[START]

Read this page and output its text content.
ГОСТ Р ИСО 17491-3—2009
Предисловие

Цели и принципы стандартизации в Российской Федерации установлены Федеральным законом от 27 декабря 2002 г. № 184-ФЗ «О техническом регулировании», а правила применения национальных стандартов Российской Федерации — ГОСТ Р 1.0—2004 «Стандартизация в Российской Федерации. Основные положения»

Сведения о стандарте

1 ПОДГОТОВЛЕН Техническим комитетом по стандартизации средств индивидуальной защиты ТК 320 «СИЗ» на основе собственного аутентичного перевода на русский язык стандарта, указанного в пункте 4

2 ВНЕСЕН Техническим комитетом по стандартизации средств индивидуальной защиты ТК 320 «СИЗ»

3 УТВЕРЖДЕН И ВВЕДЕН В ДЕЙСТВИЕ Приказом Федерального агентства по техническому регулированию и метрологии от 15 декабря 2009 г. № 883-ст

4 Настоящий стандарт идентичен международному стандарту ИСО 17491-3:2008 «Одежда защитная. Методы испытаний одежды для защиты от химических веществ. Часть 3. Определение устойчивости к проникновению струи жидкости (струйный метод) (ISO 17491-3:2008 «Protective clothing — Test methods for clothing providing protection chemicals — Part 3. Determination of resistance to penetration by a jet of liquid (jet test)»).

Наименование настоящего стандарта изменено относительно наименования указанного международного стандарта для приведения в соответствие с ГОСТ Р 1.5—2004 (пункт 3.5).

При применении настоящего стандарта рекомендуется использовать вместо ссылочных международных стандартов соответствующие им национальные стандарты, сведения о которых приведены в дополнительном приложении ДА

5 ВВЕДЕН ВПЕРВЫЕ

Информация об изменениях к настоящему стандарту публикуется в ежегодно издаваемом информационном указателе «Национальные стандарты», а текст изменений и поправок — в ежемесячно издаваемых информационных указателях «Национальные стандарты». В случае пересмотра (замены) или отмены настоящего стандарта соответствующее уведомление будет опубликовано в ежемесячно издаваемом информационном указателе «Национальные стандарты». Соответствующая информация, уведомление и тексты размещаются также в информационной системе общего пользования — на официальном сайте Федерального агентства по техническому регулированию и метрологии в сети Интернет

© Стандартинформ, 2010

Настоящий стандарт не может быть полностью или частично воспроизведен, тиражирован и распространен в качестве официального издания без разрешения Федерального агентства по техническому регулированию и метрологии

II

[END]

Filter the data, keeping only the lines that contain "метрологии".

3 УТВЕРЖДЕН И ВВЕДЕН В ДЕЙСТВИЕ Приказом Федерального агентства по техническому регулированию и метрологии от 15 декабря 2009 г. № 883-ст
Информация об изменениях к настоящему стандарту публикуется в ежегодно издаваемом информационном указателе «Национальные стандарты», а текст изменений и поправок — в ежемесячно издаваемых информационных указателях «Национальные стандарты». В случае пересмотра (замены) или отмены настоящего стандарта соответствующее уведомление будет опубликовано в ежемесячно издаваемом информационном указателе «Национальные стандарты». Соответствующая информация, уведомление и тексты размещаются также в информационной системе общего пользования — на официальном сайте Федерального агентства по техническому регулированию и метрологии в сети Интернет
Настоящий стандарт не может быть полностью или частично воспроизведен, тиражирован и распространен в качестве официального издания без разрешения Федерального агентства по техническому регулированию и метрологии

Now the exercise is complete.